Work to complete -> Print every entry word for word, but omit the pictures.

--- BEGIN ---

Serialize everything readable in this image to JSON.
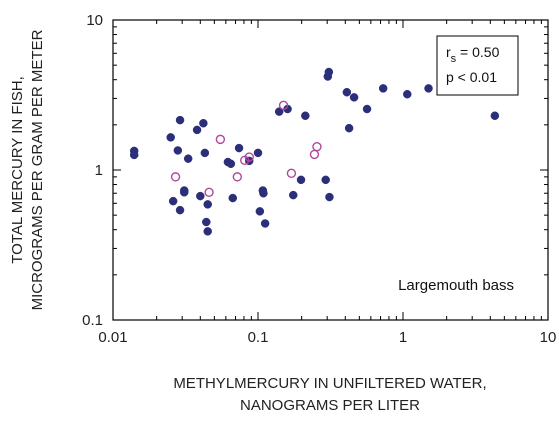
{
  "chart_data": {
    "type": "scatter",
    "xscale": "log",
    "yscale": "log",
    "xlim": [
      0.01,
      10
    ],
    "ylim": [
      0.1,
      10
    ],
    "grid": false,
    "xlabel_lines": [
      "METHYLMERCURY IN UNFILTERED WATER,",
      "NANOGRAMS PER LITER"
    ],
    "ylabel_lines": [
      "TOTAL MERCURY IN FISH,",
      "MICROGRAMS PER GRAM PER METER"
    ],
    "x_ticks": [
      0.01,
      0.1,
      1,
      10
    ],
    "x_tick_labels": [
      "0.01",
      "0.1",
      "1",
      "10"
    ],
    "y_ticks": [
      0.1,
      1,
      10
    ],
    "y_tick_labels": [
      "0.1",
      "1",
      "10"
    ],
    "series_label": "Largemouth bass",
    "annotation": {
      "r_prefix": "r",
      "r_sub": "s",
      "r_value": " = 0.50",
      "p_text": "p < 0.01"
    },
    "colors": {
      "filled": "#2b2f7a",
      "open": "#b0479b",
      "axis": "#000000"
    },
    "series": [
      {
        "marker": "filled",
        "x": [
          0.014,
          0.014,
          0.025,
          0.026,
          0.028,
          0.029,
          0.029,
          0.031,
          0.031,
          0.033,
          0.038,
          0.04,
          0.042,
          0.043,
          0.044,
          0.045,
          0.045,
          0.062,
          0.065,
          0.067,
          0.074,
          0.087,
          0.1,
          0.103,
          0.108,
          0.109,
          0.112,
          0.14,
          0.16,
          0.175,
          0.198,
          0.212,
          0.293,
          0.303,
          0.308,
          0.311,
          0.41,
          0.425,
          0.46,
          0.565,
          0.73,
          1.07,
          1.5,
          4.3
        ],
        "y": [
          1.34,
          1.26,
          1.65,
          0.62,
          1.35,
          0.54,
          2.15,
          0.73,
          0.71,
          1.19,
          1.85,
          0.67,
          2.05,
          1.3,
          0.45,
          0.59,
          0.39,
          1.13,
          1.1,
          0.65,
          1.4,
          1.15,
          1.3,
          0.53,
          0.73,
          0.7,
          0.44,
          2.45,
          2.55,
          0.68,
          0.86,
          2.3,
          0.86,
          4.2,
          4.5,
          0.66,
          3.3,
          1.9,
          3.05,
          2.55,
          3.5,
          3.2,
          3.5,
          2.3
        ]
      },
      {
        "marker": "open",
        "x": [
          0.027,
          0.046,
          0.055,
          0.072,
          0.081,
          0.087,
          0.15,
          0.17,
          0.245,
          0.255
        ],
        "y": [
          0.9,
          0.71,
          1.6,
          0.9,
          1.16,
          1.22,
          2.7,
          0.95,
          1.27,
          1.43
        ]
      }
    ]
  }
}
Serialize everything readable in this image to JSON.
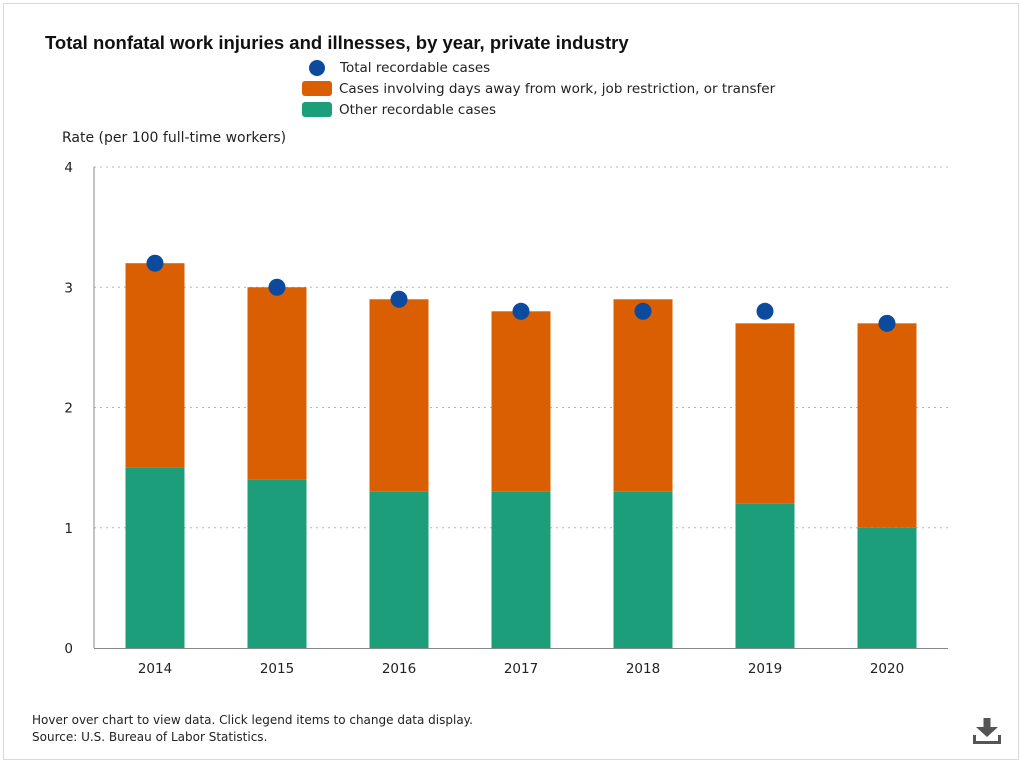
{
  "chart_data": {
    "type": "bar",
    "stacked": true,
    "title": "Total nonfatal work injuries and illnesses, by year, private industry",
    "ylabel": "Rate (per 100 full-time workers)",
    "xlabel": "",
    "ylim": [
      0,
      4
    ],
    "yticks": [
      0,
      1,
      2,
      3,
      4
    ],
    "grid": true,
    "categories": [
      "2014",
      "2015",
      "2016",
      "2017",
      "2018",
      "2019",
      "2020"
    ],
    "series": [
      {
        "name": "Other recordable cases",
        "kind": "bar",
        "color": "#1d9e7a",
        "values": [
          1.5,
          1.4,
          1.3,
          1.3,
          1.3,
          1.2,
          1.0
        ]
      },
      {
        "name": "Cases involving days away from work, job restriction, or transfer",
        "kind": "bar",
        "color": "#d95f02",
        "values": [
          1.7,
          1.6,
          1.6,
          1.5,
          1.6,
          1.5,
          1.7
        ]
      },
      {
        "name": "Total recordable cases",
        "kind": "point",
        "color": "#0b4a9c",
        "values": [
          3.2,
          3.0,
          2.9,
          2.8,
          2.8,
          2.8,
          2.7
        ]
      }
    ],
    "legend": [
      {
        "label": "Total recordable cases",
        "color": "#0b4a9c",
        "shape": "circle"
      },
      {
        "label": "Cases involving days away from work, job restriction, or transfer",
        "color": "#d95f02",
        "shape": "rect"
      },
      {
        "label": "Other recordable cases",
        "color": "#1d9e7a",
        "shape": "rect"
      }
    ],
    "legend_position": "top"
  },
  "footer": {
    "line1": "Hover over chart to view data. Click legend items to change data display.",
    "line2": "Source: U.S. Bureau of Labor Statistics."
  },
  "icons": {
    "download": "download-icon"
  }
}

--- END ---

Response to this exercise ->
Serialize everything readable in this image to JSON.
{
  "chart_data": {
    "type": "scatter",
    "xscale": "log",
    "yscale": "log",
    "xlim": [
      0.01,
      10
    ],
    "ylim": [
      0.1,
      10
    ],
    "grid": false,
    "xlabel_lines": [
      "METHYLMERCURY IN UNFILTERED WATER,",
      "NANOGRAMS PER LITER"
    ],
    "ylabel_lines": [
      "TOTAL MERCURY IN FISH,",
      "MICROGRAMS PER GRAM PER METER"
    ],
    "x_ticks": [
      0.01,
      0.1,
      1,
      10
    ],
    "x_tick_labels": [
      "0.01",
      "0.1",
      "1",
      "10"
    ],
    "y_ticks": [
      0.1,
      1,
      10
    ],
    "y_tick_labels": [
      "0.1",
      "1",
      "10"
    ],
    "series_label": "Largemouth bass",
    "annotation": {
      "r_prefix": "r",
      "r_sub": "s",
      "r_value": " = 0.50",
      "p_text": "p < 0.01"
    },
    "colors": {
      "filled": "#2b2f7a",
      "open": "#b0479b",
      "axis": "#000000"
    },
    "series": [
      {
        "marker": "filled",
        "x": [
          0.014,
          0.014,
          0.025,
          0.026,
          0.028,
          0.029,
          0.029,
          0.031,
          0.031,
          0.033,
          0.038,
          0.04,
          0.042,
          0.043,
          0.044,
          0.045,
          0.045,
          0.062,
          0.065,
          0.067,
          0.074,
          0.087,
          0.1,
          0.103,
          0.108,
          0.109,
          0.112,
          0.14,
          0.16,
          0.175,
          0.198,
          0.212,
          0.293,
          0.303,
          0.308,
          0.311,
          0.41,
          0.425,
          0.46,
          0.565,
          0.73,
          1.07,
          1.5,
          4.3
        ],
        "y": [
          1.34,
          1.26,
          1.65,
          0.62,
          1.35,
          0.54,
          2.15,
          0.73,
          0.71,
          1.19,
          1.85,
          0.67,
          2.05,
          1.3,
          0.45,
          0.59,
          0.39,
          1.13,
          1.1,
          0.65,
          1.4,
          1.15,
          1.3,
          0.53,
          0.73,
          0.7,
          0.44,
          2.45,
          2.55,
          0.68,
          0.86,
          2.3,
          0.86,
          4.2,
          4.5,
          0.66,
          3.3,
          1.9,
          3.05,
          2.55,
          3.5,
          3.2,
          3.5,
          2.3
        ]
      },
      {
        "marker": "open",
        "x": [
          0.027,
          0.046,
          0.055,
          0.072,
          0.081,
          0.087,
          0.15,
          0.17,
          0.245,
          0.255
        ],
        "y": [
          0.9,
          0.71,
          1.6,
          0.9,
          1.16,
          1.22,
          2.7,
          0.95,
          1.27,
          1.43
        ]
      }
    ]
  }
}
Serialize everything readable in this image to JSON.
{
  "chart_data": {
    "type": "bar",
    "stacked": true,
    "title": "Total nonfatal work injuries and illnesses, by year, private industry",
    "ylabel": "Rate (per 100 full-time workers)",
    "xlabel": "",
    "ylim": [
      0,
      4
    ],
    "yticks": [
      0,
      1,
      2,
      3,
      4
    ],
    "grid": true,
    "categories": [
      "2014",
      "2015",
      "2016",
      "2017",
      "2018",
      "2019",
      "2020"
    ],
    "series": [
      {
        "name": "Other recordable cases",
        "kind": "bar",
        "color": "#1d9e7a",
        "values": [
          1.5,
          1.4,
          1.3,
          1.3,
          1.3,
          1.2,
          1.0
        ]
      },
      {
        "name": "Cases involving days away from work, job restriction, or transfer",
        "kind": "bar",
        "color": "#d95f02",
        "values": [
          1.7,
          1.6,
          1.6,
          1.5,
          1.6,
          1.5,
          1.7
        ]
      },
      {
        "name": "Total recordable cases",
        "kind": "point",
        "color": "#0b4a9c",
        "values": [
          3.2,
          3.0,
          2.9,
          2.8,
          2.8,
          2.8,
          2.7
        ]
      }
    ],
    "legend": [
      {
        "label": "Total recordable cases",
        "color": "#0b4a9c",
        "shape": "circle"
      },
      {
        "label": "Cases involving days away from work, job restriction, or transfer",
        "color": "#d95f02",
        "shape": "rect"
      },
      {
        "label": "Other recordable cases",
        "color": "#1d9e7a",
        "shape": "rect"
      }
    ],
    "legend_position": "top"
  },
  "footer": {
    "line1": "Hover over chart to view data. Click legend items to change data display.",
    "line2": "Source: U.S. Bureau of Labor Statistics."
  },
  "icons": {
    "download": "download-icon"
  }
}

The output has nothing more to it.